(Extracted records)
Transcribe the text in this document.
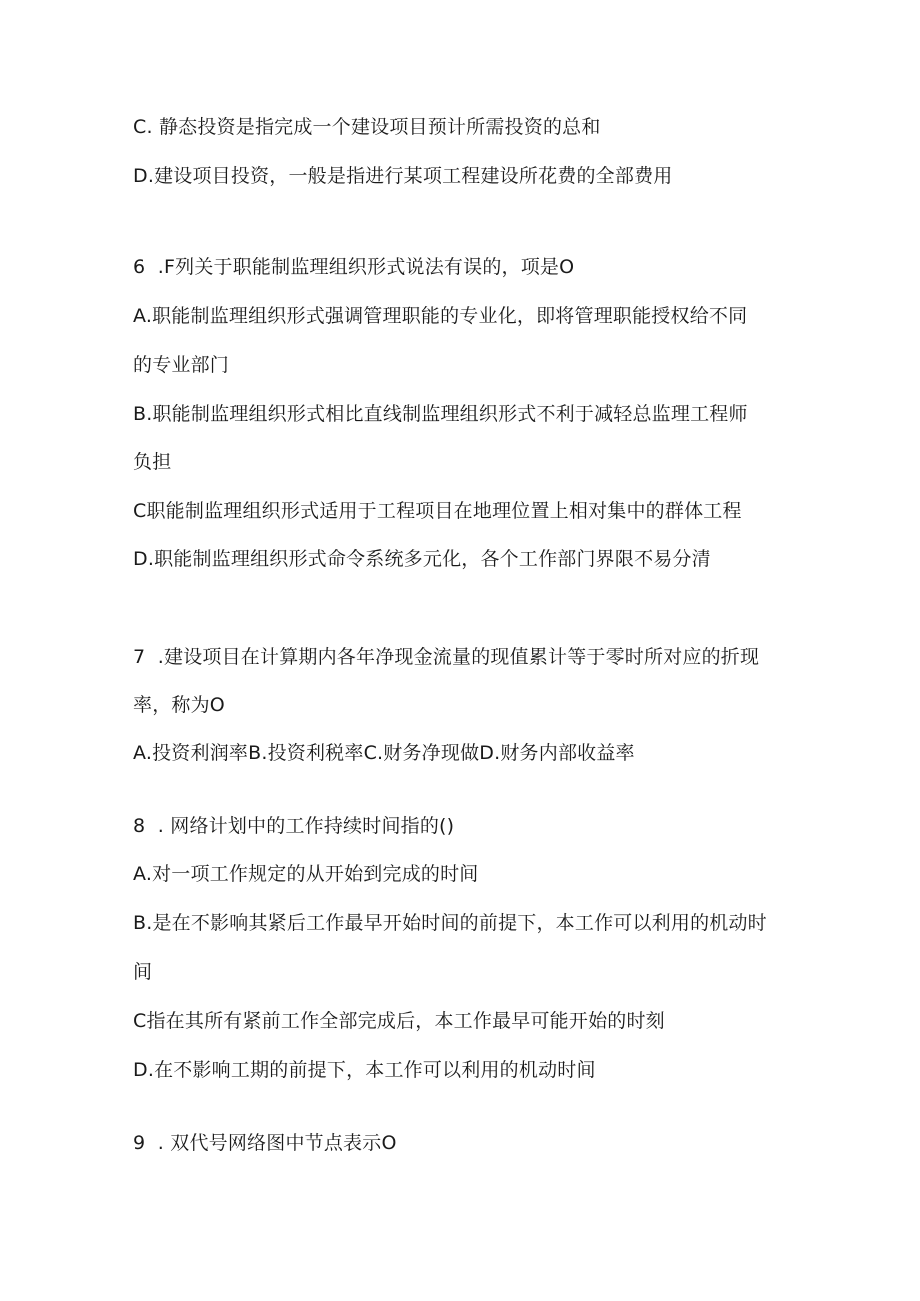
C. 静态投资是指完成一个建设项目预计所需投资的总和
D.建设项目投资，一般是指进行某项工程建设所花费的全部费用
6  .F列关于职能制监理组织形式说法有误的，项是O
A.职能制监理组织形式强调管理职能的专业化，即将管理职能授权给不同
的专业部门
B.职能制监理组织形式相比直线制监理组织形式不利于减轻总监理工程师
负担
C职能制监理组织形式适用于工程项目在地理位置上相对集中的群体工程
D.职能制监理组织形式命令系统多元化，各个工作部门界限不易分清
7  .建设项目在计算期内各年净现金流量的现值累计等于零时所对应的折现
率，称为O
A.投资利润率B.投资利税率C.财务净现做D.财务内部收益率
8  . 网络计划中的工作持续时间指的()
A.对一项工作规定的从开始到完成的时间
B.是在不影响其紧后工作最早开始时间的前提下，本工作可以利用的机动时
间
C指在其所有紧前工作全部完成后，本工作最早可能开始的时刻
D.在不影响工期的前提下，本工作可以利用的机动时间
9  . 双代号网络图中节点表示O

**Stated goal:**
Give back the whole listing as it stands, minus its pictures.

**Output for this task:**
Transcribe the text in this document.
C. 静态投资是指完成一个建设项目预计所需投资的总和
D.建设项目投资，一般是指进行某项工程建设所花费的全部费用
6  .F列关于职能制监理组织形式说法有误的，项是O
A.职能制监理组织形式强调管理职能的专业化，即将管理职能授权给不同
的专业部门
B.职能制监理组织形式相比直线制监理组织形式不利于减轻总监理工程师
负担
C职能制监理组织形式适用于工程项目在地理位置上相对集中的群体工程
D.职能制监理组织形式命令系统多元化，各个工作部门界限不易分清
7  .建设项目在计算期内各年净现金流量的现值累计等于零时所对应的折现
率，称为O
A.投资利润率B.投资利税率C.财务净现做D.财务内部收益率
8  . 网络计划中的工作持续时间指的()
A.对一项工作规定的从开始到完成的时间
B.是在不影响其紧后工作最早开始时间的前提下，本工作可以利用的机动时
间
C指在其所有紧前工作全部完成后，本工作最早可能开始的时刻
D.在不影响工期的前提下，本工作可以利用的机动时间
9  . 双代号网络图中节点表示O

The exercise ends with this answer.